### EXTRACTED RECORDS ###

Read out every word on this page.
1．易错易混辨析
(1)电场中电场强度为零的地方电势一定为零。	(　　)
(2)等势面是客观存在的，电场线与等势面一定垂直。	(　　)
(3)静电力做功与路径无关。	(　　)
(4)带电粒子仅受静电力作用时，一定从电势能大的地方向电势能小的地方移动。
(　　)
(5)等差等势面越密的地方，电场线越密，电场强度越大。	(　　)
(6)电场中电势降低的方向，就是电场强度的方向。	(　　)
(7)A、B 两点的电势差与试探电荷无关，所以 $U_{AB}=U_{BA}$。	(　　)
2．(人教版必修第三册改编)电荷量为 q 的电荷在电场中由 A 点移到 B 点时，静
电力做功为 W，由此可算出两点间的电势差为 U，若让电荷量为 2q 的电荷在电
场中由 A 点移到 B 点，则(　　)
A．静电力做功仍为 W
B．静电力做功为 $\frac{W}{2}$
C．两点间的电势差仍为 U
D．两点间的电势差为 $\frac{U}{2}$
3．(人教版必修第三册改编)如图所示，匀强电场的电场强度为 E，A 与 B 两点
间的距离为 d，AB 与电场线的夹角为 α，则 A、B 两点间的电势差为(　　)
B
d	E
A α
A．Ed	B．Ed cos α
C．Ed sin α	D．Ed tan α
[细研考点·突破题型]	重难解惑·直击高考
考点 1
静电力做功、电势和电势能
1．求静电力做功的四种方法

###

Exactly reproduce every line of the records.

— TASK ANSWER —
Read out every word on this page.
1．易错易混辨析
(1)电场中电场强度为零的地方电势一定为零。	(　　)
(2)等势面是客观存在的，电场线与等势面一定垂直。	(　　)
(3)静电力做功与路径无关。	(　　)
(4)带电粒子仅受静电力作用时，一定从电势能大的地方向电势能小的地方移动。
(　　)
(5)等差等势面越密的地方，电场线越密，电场强度越大。	(　　)
(6)电场中电势降低的方向，就是电场强度的方向。	(　　)
(7)A、B 两点的电势差与试探电荷无关，所以 $U_{AB}=U_{BA}$。	(　　)
2．(人教版必修第三册改编)电荷量为 q 的电荷在电场中由 A 点移到 B 点时，静
电力做功为 W，由此可算出两点间的电势差为 U，若让电荷量为 2q 的电荷在电
场中由 A 点移到 B 点，则(　　)
A．静电力做功仍为 W
B．静电力做功为 $\frac{W}{2}$
C．两点间的电势差仍为 U
D．两点间的电势差为 $\frac{U}{2}$
3．(人教版必修第三册改编)如图所示，匀强电场的电场强度为 E，A 与 B 两点
间的距离为 d，AB 与电场线的夹角为 α，则 A、B 两点间的电势差为(　　)
B
d	E
A α
A．Ed	B．Ed cos α
C．Ed sin α	D．Ed tan α
[细研考点·突破题型]	重难解惑·直击高考
考点 1
静电力做功、电势和电势能
1．求静电力做功的四种方法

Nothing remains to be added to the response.